EXTRACTED DATA:
--

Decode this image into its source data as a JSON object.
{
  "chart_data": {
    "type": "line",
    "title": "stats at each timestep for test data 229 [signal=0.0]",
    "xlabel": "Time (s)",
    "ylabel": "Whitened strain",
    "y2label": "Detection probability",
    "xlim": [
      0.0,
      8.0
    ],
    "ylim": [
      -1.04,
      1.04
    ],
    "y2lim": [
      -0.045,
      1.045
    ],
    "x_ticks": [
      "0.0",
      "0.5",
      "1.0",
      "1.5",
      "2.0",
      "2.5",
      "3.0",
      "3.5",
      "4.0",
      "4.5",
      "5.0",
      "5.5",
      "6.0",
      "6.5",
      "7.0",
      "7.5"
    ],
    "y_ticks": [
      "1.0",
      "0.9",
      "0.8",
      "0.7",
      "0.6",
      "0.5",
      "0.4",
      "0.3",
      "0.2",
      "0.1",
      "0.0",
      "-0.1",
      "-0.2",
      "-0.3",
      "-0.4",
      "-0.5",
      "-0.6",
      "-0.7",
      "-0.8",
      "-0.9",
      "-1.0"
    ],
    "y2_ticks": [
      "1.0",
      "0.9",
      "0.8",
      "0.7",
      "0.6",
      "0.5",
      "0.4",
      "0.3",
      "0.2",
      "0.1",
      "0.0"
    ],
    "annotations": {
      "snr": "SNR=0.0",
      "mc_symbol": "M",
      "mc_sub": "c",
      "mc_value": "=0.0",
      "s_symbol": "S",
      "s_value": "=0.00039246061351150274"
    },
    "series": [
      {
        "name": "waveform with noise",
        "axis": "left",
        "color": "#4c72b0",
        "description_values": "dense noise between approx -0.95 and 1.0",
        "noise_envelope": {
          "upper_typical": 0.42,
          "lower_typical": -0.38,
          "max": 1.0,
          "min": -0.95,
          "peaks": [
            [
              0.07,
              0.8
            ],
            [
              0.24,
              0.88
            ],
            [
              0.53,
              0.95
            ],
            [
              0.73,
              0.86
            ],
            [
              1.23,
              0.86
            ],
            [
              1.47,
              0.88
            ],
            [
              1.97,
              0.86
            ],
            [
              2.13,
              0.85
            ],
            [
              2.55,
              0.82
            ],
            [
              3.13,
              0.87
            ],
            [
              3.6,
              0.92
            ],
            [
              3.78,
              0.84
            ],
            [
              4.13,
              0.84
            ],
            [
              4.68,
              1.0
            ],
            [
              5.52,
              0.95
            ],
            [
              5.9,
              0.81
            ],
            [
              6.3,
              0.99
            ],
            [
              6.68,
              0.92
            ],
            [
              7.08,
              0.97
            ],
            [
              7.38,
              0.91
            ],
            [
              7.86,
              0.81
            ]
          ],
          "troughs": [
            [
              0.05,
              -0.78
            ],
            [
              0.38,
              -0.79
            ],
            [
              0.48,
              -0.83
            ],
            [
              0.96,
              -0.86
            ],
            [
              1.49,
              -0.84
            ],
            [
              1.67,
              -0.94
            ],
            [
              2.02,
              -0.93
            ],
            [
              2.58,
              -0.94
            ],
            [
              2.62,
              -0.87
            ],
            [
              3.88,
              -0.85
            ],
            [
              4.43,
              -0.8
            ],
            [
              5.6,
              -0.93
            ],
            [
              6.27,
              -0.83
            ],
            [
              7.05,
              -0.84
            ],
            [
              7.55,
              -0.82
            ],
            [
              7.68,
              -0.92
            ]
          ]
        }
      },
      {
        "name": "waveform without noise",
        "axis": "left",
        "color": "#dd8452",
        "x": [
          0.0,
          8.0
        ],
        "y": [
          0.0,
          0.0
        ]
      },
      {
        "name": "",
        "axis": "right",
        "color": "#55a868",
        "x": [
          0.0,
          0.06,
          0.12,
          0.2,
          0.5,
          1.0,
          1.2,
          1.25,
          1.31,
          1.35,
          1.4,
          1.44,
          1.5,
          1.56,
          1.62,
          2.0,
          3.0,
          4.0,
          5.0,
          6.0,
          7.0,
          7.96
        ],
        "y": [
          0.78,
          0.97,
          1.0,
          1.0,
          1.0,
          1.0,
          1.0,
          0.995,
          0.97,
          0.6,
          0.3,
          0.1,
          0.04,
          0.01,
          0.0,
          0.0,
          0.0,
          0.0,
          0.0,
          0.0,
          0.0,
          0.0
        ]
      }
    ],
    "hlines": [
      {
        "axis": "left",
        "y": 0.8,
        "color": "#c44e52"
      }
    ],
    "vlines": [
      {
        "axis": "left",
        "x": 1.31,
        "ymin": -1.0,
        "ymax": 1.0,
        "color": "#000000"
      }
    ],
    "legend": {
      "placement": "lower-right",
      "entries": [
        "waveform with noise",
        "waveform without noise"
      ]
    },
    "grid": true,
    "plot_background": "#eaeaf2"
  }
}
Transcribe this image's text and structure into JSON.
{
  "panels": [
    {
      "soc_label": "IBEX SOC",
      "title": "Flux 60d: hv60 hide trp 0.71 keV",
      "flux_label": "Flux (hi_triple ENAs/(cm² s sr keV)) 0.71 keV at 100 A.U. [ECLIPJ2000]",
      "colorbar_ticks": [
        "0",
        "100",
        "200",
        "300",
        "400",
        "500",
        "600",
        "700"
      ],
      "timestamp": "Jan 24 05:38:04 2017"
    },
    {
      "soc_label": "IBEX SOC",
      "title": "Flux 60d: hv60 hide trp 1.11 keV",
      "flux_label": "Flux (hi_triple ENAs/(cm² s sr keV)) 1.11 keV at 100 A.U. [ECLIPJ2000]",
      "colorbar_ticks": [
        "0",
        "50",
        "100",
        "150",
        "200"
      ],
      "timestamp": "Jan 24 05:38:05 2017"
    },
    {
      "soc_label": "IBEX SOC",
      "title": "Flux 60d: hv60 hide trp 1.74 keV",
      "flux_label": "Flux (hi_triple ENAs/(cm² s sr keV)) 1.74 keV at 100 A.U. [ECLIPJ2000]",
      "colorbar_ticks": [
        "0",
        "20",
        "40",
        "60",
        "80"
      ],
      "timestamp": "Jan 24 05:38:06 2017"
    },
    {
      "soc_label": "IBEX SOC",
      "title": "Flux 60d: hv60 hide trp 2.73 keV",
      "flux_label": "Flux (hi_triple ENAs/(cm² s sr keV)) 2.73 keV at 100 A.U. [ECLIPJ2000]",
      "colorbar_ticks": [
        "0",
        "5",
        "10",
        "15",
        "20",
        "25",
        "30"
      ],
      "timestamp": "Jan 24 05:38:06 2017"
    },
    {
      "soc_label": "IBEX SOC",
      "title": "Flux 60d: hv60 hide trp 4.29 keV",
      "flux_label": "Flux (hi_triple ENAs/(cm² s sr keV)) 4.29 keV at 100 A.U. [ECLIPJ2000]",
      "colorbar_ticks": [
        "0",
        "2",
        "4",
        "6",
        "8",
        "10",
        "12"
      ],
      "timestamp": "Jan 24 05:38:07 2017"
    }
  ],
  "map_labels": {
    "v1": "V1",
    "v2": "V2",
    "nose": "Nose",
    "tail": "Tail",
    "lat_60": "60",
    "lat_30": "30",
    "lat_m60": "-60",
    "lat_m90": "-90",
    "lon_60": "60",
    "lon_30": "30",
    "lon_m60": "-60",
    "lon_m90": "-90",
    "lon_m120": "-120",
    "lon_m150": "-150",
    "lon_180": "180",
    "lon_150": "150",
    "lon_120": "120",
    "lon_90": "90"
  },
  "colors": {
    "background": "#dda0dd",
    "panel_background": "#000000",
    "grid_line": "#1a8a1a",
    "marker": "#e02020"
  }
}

--

WHAT IS ASKED:
Repeat every entry exactly, please.

PROBLEM SOLUTION:
Decode this image into its source data as a JSON object.
{
  "chart_data": {
    "type": "line",
    "title": "stats at each timestep for test data 229 [signal=0.0]",
    "xlabel": "Time (s)",
    "ylabel": "Whitened strain",
    "y2label": "Detection probability",
    "xlim": [
      0.0,
      8.0
    ],
    "ylim": [
      -1.04,
      1.04
    ],
    "y2lim": [
      -0.045,
      1.045
    ],
    "x_ticks": [
      "0.0",
      "0.5",
      "1.0",
      "1.5",
      "2.0",
      "2.5",
      "3.0",
      "3.5",
      "4.0",
      "4.5",
      "5.0",
      "5.5",
      "6.0",
      "6.5",
      "7.0",
      "7.5"
    ],
    "y_ticks": [
      "1.0",
      "0.9",
      "0.8",
      "0.7",
      "0.6",
      "0.5",
      "0.4",
      "0.3",
      "0.2",
      "0.1",
      "0.0",
      "-0.1",
      "-0.2",
      "-0.3",
      "-0.4",
      "-0.5",
      "-0.6",
      "-0.7",
      "-0.8",
      "-0.9",
      "-1.0"
    ],
    "y2_ticks": [
      "1.0",
      "0.9",
      "0.8",
      "0.7",
      "0.6",
      "0.5",
      "0.4",
      "0.3",
      "0.2",
      "0.1",
      "0.0"
    ],
    "annotations": {
      "snr": "SNR=0.0",
      "mc_symbol": "M",
      "mc_sub": "c",
      "mc_value": "=0.0",
      "s_symbol": "S",
      "s_value": "=0.00039246061351150274"
    },
    "series": [
      {
        "name": "waveform with noise",
        "axis": "left",
        "color": "#4c72b0",
        "description_values": "dense noise between approx -0.95 and 1.0",
        "noise_envelope": {
          "upper_typical": 0.42,
          "lower_typical": -0.38,
          "max": 1.0,
          "min": -0.95,
          "peaks": [
            [
              0.07,
              0.8
            ],
            [
              0.24,
              0.88
            ],
            [
              0.53,
              0.95
            ],
            [
              0.73,
              0.86
            ],
            [
              1.23,
              0.86
            ],
            [
              1.47,
              0.88
            ],
            [
              1.97,
              0.86
            ],
            [
              2.13,
              0.85
            ],
            [
              2.55,
              0.82
            ],
            [
              3.13,
              0.87
            ],
            [
              3.6,
              0.92
            ],
            [
              3.78,
              0.84
            ],
            [
              4.13,
              0.84
            ],
            [
              4.68,
              1.0
            ],
            [
              5.52,
              0.95
            ],
            [
              5.9,
              0.81
            ],
            [
              6.3,
              0.99
            ],
            [
              6.68,
              0.92
            ],
            [
              7.08,
              0.97
            ],
            [
              7.38,
              0.91
            ],
            [
              7.86,
              0.81
            ]
          ],
          "troughs": [
            [
              0.05,
              -0.78
            ],
            [
              0.38,
              -0.79
            ],
            [
              0.48,
              -0.83
            ],
            [
              0.96,
              -0.86
            ],
            [
              1.49,
              -0.84
            ],
            [
              1.67,
              -0.94
            ],
            [
              2.02,
              -0.93
            ],
            [
              2.58,
              -0.94
            ],
            [
              2.62,
              -0.87
            ],
            [
              3.88,
              -0.85
            ],
            [
              4.43,
              -0.8
            ],
            [
              5.6,
              -0.93
            ],
            [
              6.27,
              -0.83
            ],
            [
              7.05,
              -0.84
            ],
            [
              7.55,
              -0.82
            ],
            [
              7.68,
              -0.92
            ]
          ]
        }
      },
      {
        "name": "waveform without noise",
        "axis": "left",
        "color": "#dd8452",
        "x": [
          0.0,
          8.0
        ],
        "y": [
          0.0,
          0.0
        ]
      },
      {
        "name": "",
        "axis": "right",
        "color": "#55a868",
        "x": [
          0.0,
          0.06,
          0.12,
          0.2,
          0.5,
          1.0,
          1.2,
          1.25,
          1.31,
          1.35,
          1.4,
          1.44,
          1.5,
          1.56,
          1.62,
          2.0,
          3.0,
          4.0,
          5.0,
          6.0,
          7.0,
          7.96
        ],
        "y": [
          0.78,
          0.97,
          1.0,
          1.0,
          1.0,
          1.0,
          1.0,
          0.995,
          0.97,
          0.6,
          0.3,
          0.1,
          0.04,
          0.01,
          0.0,
          0.0,
          0.0,
          0.0,
          0.0,
          0.0,
          0.0,
          0.0
        ]
      }
    ],
    "hlines": [
      {
        "axis": "left",
        "y": 0.8,
        "color": "#c44e52"
      }
    ],
    "vlines": [
      {
        "axis": "left",
        "x": 1.31,
        "ymin": -1.0,
        "ymax": 1.0,
        "color": "#000000"
      }
    ],
    "legend": {
      "placement": "lower-right",
      "entries": [
        "waveform with noise",
        "waveform without noise"
      ]
    },
    "grid": true,
    "plot_background": "#eaeaf2"
  }
}
Transcribe this image's text and structure into JSON.
{
  "panels": [
    {
      "soc_label": "IBEX SOC",
      "title": "Flux 60d: hv60 hide trp 0.71 keV",
      "flux_label": "Flux (hi_triple ENAs/(cm² s sr keV)) 0.71 keV at 100 A.U. [ECLIPJ2000]",
      "colorbar_ticks": [
        "0",
        "100",
        "200",
        "300",
        "400",
        "500",
        "600",
        "700"
      ],
      "timestamp": "Jan 24 05:38:04 2017"
    },
    {
      "soc_label": "IBEX SOC",
      "title": "Flux 60d: hv60 hide trp 1.11 keV",
      "flux_label": "Flux (hi_triple ENAs/(cm² s sr keV)) 1.11 keV at 100 A.U. [ECLIPJ2000]",
      "colorbar_ticks": [
        "0",
        "50",
        "100",
        "150",
        "200"
      ],
      "timestamp": "Jan 24 05:38:05 2017"
    },
    {
      "soc_label": "IBEX SOC",
      "title": "Flux 60d: hv60 hide trp 1.74 keV",
      "flux_label": "Flux (hi_triple ENAs/(cm² s sr keV)) 1.74 keV at 100 A.U. [ECLIPJ2000]",
      "colorbar_ticks": [
        "0",
        "20",
        "40",
        "60",
        "80"
      ],
      "timestamp": "Jan 24 05:38:06 2017"
    },
    {
      "soc_label": "IBEX SOC",
      "title": "Flux 60d: hv60 hide trp 2.73 keV",
      "flux_label": "Flux (hi_triple ENAs/(cm² s sr keV)) 2.73 keV at 100 A.U. [ECLIPJ2000]",
      "colorbar_ticks": [
        "0",
        "5",
        "10",
        "15",
        "20",
        "25",
        "30"
      ],
      "timestamp": "Jan 24 05:38:06 2017"
    },
    {
      "soc_label": "IBEX SOC",
      "title": "Flux 60d: hv60 hide trp 4.29 keV",
      "flux_label": "Flux (hi_triple ENAs/(cm² s sr keV)) 4.29 keV at 100 A.U. [ECLIPJ2000]",
      "colorbar_ticks": [
        "0",
        "2",
        "4",
        "6",
        "8",
        "10",
        "12"
      ],
      "timestamp": "Jan 24 05:38:07 2017"
    }
  ],
  "map_labels": {
    "v1": "V1",
    "v2": "V2",
    "nose": "Nose",
    "tail": "Tail",
    "lat_60": "60",
    "lat_30": "30",
    "lat_m60": "-60",
    "lat_m90": "-90",
    "lon_60": "60",
    "lon_30": "30",
    "lon_m60": "-60",
    "lon_m90": "-90",
    "lon_m120": "-120",
    "lon_m150": "-150",
    "lon_180": "180",
    "lon_150": "150",
    "lon_120": "120",
    "lon_90": "90"
  },
  "colors": {
    "background": "#dda0dd",
    "panel_background": "#000000",
    "grid_line": "#1a8a1a",
    "marker": "#e02020"
  }
}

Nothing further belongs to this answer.